— Start of Supplied material —

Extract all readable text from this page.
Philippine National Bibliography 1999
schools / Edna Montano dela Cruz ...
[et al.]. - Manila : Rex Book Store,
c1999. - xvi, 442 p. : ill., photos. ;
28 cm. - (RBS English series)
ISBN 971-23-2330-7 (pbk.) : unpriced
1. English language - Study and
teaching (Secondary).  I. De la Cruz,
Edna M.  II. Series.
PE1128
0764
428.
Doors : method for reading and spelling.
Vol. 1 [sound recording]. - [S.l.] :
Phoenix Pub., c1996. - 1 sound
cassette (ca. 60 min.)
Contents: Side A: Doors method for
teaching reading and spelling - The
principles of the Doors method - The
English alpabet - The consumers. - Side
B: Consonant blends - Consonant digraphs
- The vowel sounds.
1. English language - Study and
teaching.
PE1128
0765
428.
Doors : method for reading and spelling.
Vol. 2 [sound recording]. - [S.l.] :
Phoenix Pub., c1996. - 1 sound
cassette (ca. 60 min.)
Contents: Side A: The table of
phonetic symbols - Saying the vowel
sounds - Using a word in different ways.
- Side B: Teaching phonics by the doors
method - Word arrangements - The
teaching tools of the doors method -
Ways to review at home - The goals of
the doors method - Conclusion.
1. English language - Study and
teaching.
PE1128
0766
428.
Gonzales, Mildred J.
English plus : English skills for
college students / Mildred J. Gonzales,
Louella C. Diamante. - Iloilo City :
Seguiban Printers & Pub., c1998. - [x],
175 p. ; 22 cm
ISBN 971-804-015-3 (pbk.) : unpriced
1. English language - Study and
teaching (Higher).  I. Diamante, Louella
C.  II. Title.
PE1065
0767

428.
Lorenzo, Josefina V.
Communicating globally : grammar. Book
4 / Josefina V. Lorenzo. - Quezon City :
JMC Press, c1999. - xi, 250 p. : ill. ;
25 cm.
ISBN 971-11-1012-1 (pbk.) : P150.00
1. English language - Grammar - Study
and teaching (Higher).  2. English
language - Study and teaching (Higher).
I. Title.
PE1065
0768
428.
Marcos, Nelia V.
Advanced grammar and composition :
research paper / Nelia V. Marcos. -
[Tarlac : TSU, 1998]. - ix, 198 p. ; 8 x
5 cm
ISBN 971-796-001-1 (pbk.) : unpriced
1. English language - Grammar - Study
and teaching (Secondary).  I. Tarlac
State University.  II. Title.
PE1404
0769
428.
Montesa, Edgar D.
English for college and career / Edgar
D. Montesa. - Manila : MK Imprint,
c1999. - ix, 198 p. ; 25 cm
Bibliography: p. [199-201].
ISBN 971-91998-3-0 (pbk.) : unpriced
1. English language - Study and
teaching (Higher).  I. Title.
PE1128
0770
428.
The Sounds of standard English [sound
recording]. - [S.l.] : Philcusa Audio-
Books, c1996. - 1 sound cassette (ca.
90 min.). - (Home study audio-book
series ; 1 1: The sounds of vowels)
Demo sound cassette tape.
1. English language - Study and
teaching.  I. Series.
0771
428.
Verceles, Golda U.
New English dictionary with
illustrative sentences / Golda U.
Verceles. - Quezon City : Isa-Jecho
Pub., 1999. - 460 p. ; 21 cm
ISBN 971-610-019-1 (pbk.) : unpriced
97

— End of Supplied material —

- _Stated problem_: Copy out each line of the data where the string "Side" appears.

- _The answer_:
Contents: Side A: Doors method for
English alpabet - The consumers. - Side
Contents: Side A: The table of
- Side B: Teaching phonics by the doors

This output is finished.